## To be done
Without the images, print all the entries below exactly as given.

## Data supplied
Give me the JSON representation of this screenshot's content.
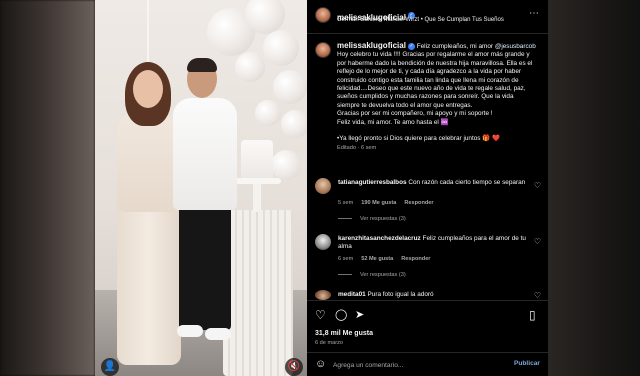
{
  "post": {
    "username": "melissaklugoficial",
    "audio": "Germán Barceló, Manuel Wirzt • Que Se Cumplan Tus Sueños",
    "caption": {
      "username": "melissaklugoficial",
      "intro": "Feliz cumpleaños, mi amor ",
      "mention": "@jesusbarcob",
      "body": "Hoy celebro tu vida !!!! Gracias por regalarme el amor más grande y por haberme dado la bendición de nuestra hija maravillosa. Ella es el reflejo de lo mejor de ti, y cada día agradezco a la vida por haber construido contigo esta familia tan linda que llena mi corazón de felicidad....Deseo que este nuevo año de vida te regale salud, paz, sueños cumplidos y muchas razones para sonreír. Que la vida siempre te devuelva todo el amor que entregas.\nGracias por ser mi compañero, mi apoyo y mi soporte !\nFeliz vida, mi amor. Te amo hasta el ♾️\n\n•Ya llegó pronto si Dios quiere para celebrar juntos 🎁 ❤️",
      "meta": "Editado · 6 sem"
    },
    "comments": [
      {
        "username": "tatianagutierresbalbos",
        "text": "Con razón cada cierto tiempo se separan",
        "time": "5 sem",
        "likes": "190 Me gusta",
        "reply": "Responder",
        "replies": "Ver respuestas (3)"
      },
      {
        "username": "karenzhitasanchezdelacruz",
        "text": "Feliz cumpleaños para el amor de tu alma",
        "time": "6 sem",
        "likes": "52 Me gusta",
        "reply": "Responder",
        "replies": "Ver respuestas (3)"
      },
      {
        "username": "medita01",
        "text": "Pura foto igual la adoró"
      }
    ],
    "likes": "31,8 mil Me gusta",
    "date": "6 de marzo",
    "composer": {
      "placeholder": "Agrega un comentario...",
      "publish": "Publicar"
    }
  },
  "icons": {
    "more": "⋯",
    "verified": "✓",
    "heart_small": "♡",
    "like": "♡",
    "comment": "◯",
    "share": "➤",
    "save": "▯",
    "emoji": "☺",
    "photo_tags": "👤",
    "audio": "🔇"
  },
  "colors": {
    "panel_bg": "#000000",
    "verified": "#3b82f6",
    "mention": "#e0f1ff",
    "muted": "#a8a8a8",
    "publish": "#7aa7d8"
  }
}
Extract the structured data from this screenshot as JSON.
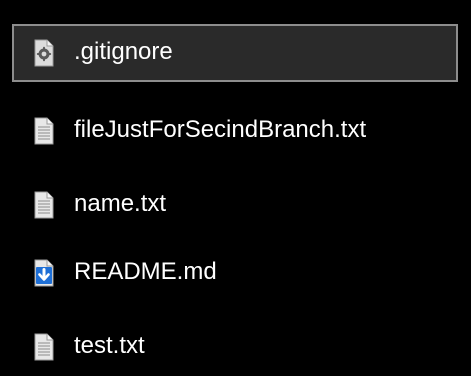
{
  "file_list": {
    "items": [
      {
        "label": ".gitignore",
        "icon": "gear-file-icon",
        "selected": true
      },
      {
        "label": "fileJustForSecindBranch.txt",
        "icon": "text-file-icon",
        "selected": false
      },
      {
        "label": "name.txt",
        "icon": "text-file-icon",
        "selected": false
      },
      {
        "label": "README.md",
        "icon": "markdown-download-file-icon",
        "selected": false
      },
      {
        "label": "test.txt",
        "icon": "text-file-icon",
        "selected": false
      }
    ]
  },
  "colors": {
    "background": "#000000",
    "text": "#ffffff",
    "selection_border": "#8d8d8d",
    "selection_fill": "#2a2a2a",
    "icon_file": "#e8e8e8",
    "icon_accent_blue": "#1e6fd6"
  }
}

## Correct result
Give me the JSON representation of this screenshot's content.
{
  "post": {
    "username": "melissaklugoficial",
    "audio": "Germán Barceló, Manuel Wirzt • Que Se Cumplan Tus Sueños",
    "caption": {
      "username": "melissaklugoficial",
      "intro": "Feliz cumpleaños, mi amor ",
      "mention": "@jesusbarcob",
      "body": "Hoy celebro tu vida !!!! Gracias por regalarme el amor más grande y por haberme dado la bendición de nuestra hija maravillosa. Ella es el reflejo de lo mejor de ti, y cada día agradezco a la vida por haber construido contigo esta familia tan linda que llena mi corazón de felicidad....Deseo que este nuevo año de vida te regale salud, paz, sueños cumplidos y muchas razones para sonreír. Que la vida siempre te devuelva todo el amor que entregas.\nGracias por ser mi compañero, mi apoyo y mi soporte !\nFeliz vida, mi amor. Te amo hasta el ♾️\n\n•Ya llegó pronto si Dios quiere para celebrar juntos 🎁 ❤️",
      "meta": "Editado · 6 sem"
    },
    "comments": [
      {
        "username": "tatianagutierresbalbos",
        "text": "Con razón cada cierto tiempo se separan",
        "time": "5 sem",
        "likes": "190 Me gusta",
        "reply": "Responder",
        "replies": "Ver respuestas (3)"
      },
      {
        "username": "karenzhitasanchezdelacruz",
        "text": "Feliz cumpleaños para el amor de tu alma",
        "time": "6 sem",
        "likes": "52 Me gusta",
        "reply": "Responder",
        "replies": "Ver respuestas (3)"
      },
      {
        "username": "medita01",
        "text": "Pura foto igual la adoró"
      }
    ],
    "likes": "31,8 mil Me gusta",
    "date": "6 de marzo",
    "composer": {
      "placeholder": "Agrega un comentario...",
      "publish": "Publicar"
    }
  },
  "icons": {
    "more": "⋯",
    "verified": "✓",
    "heart_small": "♡",
    "like": "♡",
    "comment": "◯",
    "share": "➤",
    "save": "▯",
    "emoji": "☺",
    "photo_tags": "👤",
    "audio": "🔇"
  },
  "colors": {
    "panel_bg": "#000000",
    "verified": "#3b82f6",
    "mention": "#e0f1ff",
    "muted": "#a8a8a8",
    "publish": "#7aa7d8"
  }
}
Extract the structured data from this screenshot as JSON.
{
  "file_list": {
    "items": [
      {
        "label": ".gitignore",
        "icon": "gear-file-icon",
        "selected": true
      },
      {
        "label": "fileJustForSecindBranch.txt",
        "icon": "text-file-icon",
        "selected": false
      },
      {
        "label": "name.txt",
        "icon": "text-file-icon",
        "selected": false
      },
      {
        "label": "README.md",
        "icon": "markdown-download-file-icon",
        "selected": false
      },
      {
        "label": "test.txt",
        "icon": "text-file-icon",
        "selected": false
      }
    ]
  },
  "colors": {
    "background": "#000000",
    "text": "#ffffff",
    "selection_border": "#8d8d8d",
    "selection_fill": "#2a2a2a",
    "icon_file": "#e8e8e8",
    "icon_accent_blue": "#1e6fd6"
  }
}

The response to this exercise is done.